◆ Supplied records

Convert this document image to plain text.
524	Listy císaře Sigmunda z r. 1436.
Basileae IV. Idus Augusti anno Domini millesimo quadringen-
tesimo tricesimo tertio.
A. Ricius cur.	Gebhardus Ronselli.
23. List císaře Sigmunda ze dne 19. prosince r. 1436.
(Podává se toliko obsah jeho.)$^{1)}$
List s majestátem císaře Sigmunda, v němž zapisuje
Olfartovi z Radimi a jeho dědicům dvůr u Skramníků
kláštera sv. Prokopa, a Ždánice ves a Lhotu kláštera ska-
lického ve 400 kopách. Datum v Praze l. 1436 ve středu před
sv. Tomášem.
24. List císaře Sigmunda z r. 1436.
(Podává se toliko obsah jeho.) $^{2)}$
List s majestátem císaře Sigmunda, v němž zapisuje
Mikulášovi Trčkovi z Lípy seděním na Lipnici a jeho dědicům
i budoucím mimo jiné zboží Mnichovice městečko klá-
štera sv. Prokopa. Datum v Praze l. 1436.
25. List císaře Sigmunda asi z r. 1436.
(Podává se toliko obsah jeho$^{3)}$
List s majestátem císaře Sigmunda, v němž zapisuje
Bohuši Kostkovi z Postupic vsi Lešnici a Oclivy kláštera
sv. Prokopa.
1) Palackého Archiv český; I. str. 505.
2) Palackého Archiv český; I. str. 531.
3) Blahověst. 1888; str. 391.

◆ Task directions
Set down all of the data above, word for word.

◆ Result of the task
Convert this document image to plain text.
524	Listy císaře Sigmunda z r. 1436.
Basileae IV. Idus Augusti anno Domini millesimo quadringen-
tesimo tricesimo tertio.
A. Ricius cur.	Gebhardus Ronselli.
23. List císaře Sigmunda ze dne 19. prosince r. 1436.
(Podává se toliko obsah jeho.)$^{1)}$
List s majestátem císaře Sigmunda, v němž zapisuje
Olfartovi z Radimi a jeho dědicům dvůr u Skramníků
kláštera sv. Prokopa, a Ždánice ves a Lhotu kláštera ska-
lického ve 400 kopách. Datum v Praze l. 1436 ve středu před
sv. Tomášem.
24. List císaře Sigmunda z r. 1436.
(Podává se toliko obsah jeho.) $^{2)}$
List s majestátem císaře Sigmunda, v němž zapisuje
Mikulášovi Trčkovi z Lípy seděním na Lipnici a jeho dědicům
i budoucím mimo jiné zboží Mnichovice městečko klá-
štera sv. Prokopa. Datum v Praze l. 1436.
25. List císaře Sigmunda asi z r. 1436.
(Podává se toliko obsah jeho$^{3)}$
List s majestátem císaře Sigmunda, v němž zapisuje
Bohuši Kostkovi z Postupic vsi Lešnici a Oclivy kláštera
sv. Prokopa.
1) Palackého Archiv český; I. str. 505.
2) Palackého Archiv český; I. str. 531.
3) Blahověst. 1888; str. 391.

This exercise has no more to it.